THE REQUEST: Reproduce each line of the material precisely.

SUPPLIED DATA:
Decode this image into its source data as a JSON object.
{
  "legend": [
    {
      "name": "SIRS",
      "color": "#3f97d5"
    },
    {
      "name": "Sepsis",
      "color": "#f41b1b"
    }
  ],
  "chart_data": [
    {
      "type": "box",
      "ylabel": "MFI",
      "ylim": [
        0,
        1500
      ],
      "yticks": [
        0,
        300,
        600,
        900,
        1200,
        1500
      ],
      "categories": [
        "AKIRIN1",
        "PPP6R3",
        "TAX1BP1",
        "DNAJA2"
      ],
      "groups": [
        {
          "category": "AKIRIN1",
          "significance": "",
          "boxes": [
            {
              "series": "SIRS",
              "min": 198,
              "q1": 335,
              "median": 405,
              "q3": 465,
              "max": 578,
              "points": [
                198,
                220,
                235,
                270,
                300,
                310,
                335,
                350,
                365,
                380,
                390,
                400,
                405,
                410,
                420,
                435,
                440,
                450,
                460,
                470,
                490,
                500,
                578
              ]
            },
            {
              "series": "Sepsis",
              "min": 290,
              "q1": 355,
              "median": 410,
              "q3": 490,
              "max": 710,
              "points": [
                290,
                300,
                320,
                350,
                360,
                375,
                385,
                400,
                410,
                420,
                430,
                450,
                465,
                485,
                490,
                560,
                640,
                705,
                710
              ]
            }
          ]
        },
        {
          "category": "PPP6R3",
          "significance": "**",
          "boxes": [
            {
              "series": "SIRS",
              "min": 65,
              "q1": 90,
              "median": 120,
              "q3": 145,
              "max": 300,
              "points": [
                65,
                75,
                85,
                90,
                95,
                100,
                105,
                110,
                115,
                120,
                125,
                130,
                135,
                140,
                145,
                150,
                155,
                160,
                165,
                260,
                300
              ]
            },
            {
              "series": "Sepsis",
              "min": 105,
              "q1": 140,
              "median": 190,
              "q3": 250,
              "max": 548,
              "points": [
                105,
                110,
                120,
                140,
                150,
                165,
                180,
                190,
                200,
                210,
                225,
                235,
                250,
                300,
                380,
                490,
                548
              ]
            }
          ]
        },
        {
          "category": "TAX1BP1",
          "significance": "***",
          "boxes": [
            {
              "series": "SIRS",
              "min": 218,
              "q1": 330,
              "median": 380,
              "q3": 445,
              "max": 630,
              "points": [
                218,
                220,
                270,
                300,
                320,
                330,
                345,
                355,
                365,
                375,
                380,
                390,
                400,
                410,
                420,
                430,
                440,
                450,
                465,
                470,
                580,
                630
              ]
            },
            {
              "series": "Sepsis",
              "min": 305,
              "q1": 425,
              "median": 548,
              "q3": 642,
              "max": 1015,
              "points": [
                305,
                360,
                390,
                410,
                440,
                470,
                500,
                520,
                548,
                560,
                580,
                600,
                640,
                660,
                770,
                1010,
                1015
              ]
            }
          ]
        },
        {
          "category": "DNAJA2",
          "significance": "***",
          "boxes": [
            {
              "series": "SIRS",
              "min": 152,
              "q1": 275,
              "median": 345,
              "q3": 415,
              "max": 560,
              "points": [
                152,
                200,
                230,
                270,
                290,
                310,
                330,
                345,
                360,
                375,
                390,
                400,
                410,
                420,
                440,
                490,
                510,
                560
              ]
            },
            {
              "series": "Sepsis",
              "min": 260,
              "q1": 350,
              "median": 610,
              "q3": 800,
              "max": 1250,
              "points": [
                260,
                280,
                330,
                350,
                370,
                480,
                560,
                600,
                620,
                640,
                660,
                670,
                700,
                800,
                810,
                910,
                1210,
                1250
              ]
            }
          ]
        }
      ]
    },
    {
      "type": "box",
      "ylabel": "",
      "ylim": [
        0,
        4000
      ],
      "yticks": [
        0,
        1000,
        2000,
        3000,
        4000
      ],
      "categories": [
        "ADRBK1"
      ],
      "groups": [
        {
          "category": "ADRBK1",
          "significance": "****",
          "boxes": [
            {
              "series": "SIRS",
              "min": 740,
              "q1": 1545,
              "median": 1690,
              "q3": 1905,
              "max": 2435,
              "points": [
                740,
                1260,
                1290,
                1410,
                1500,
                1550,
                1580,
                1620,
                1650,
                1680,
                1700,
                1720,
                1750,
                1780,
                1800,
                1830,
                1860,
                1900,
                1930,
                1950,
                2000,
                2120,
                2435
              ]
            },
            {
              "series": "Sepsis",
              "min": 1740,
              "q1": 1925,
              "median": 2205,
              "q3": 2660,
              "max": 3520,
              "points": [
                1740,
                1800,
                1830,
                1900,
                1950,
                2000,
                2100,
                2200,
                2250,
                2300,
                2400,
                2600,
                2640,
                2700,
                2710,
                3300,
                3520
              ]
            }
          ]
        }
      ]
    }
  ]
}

WORKED SOLUTION:
Decode this image into its source data as a JSON object.
{
  "legend": [
    {
      "name": "SIRS",
      "color": "#3f97d5"
    },
    {
      "name": "Sepsis",
      "color": "#f41b1b"
    }
  ],
  "chart_data": [
    {
      "type": "box",
      "ylabel": "MFI",
      "ylim": [
        0,
        1500
      ],
      "yticks": [
        0,
        300,
        600,
        900,
        1200,
        1500
      ],
      "categories": [
        "AKIRIN1",
        "PPP6R3",
        "TAX1BP1",
        "DNAJA2"
      ],
      "groups": [
        {
          "category": "AKIRIN1",
          "significance": "",
          "boxes": [
            {
              "series": "SIRS",
              "min": 198,
              "q1": 335,
              "median": 405,
              "q3": 465,
              "max": 578,
              "points": [
                198,
                220,
                235,
                270,
                300,
                310,
                335,
                350,
                365,
                380,
                390,
                400,
                405,
                410,
                420,
                435,
                440,
                450,
                460,
                470,
                490,
                500,
                578
              ]
            },
            {
              "series": "Sepsis",
              "min": 290,
              "q1": 355,
              "median": 410,
              "q3": 490,
              "max": 710,
              "points": [
                290,
                300,
                320,
                350,
                360,
                375,
                385,
                400,
                410,
                420,
                430,
                450,
                465,
                485,
                490,
                560,
                640,
                705,
                710
              ]
            }
          ]
        },
        {
          "category": "PPP6R3",
          "significance": "**",
          "boxes": [
            {
              "series": "SIRS",
              "min": 65,
              "q1": 90,
              "median": 120,
              "q3": 145,
              "max": 300,
              "points": [
                65,
                75,
                85,
                90,
                95,
                100,
                105,
                110,
                115,
                120,
                125,
                130,
                135,
                140,
                145,
                150,
                155,
                160,
                165,
                260,
                300
              ]
            },
            {
              "series": "Sepsis",
              "min": 105,
              "q1": 140,
              "median": 190,
              "q3": 250,
              "max": 548,
              "points": [
                105,
                110,
                120,
                140,
                150,
                165,
                180,
                190,
                200,
                210,
                225,
                235,
                250,
                300,
                380,
                490,
                548
              ]
            }
          ]
        },
        {
          "category": "TAX1BP1",
          "significance": "***",
          "boxes": [
            {
              "series": "SIRS",
              "min": 218,
              "q1": 330,
              "median": 380,
              "q3": 445,
              "max": 630,
              "points": [
                218,
                220,
                270,
                300,
                320,
                330,
                345,
                355,
                365,
                375,
                380,
                390,
                400,
                410,
                420,
                430,
                440,
                450,
                465,
                470,
                580,
                630
              ]
            },
            {
              "series": "Sepsis",
              "min": 305,
              "q1": 425,
              "median": 548,
              "q3": 642,
              "max": 1015,
              "points": [
                305,
                360,
                390,
                410,
                440,
                470,
                500,
                520,
                548,
                560,
                580,
                600,
                640,
                660,
                770,
                1010,
                1015
              ]
            }
          ]
        },
        {
          "category": "DNAJA2",
          "significance": "***",
          "boxes": [
            {
              "series": "SIRS",
              "min": 152,
              "q1": 275,
              "median": 345,
              "q3": 415,
              "max": 560,
              "points": [
                152,
                200,
                230,
                270,
                290,
                310,
                330,
                345,
                360,
                375,
                390,
                400,
                410,
                420,
                440,
                490,
                510,
                560
              ]
            },
            {
              "series": "Sepsis",
              "min": 260,
              "q1": 350,
              "median": 610,
              "q3": 800,
              "max": 1250,
              "points": [
                260,
                280,
                330,
                350,
                370,
                480,
                560,
                600,
                620,
                640,
                660,
                670,
                700,
                800,
                810,
                910,
                1210,
                1250
              ]
            }
          ]
        }
      ]
    },
    {
      "type": "box",
      "ylabel": "",
      "ylim": [
        0,
        4000
      ],
      "yticks": [
        0,
        1000,
        2000,
        3000,
        4000
      ],
      "categories": [
        "ADRBK1"
      ],
      "groups": [
        {
          "category": "ADRBK1",
          "significance": "****",
          "boxes": [
            {
              "series": "SIRS",
              "min": 740,
              "q1": 1545,
              "median": 1690,
              "q3": 1905,
              "max": 2435,
              "points": [
                740,
                1260,
                1290,
                1410,
                1500,
                1550,
                1580,
                1620,
                1650,
                1680,
                1700,
                1720,
                1750,
                1780,
                1800,
                1830,
                1860,
                1900,
                1930,
                1950,
                2000,
                2120,
                2435
              ]
            },
            {
              "series": "Sepsis",
              "min": 1740,
              "q1": 1925,
              "median": 2205,
              "q3": 2660,
              "max": 3520,
              "points": [
                1740,
                1800,
                1830,
                1900,
                1950,
                2000,
                2100,
                2200,
                2250,
                2300,
                2400,
                2600,
                2640,
                2700,
                2710,
                3300,
                3520
              ]
            }
          ]
        }
      ]
    }
  ]
}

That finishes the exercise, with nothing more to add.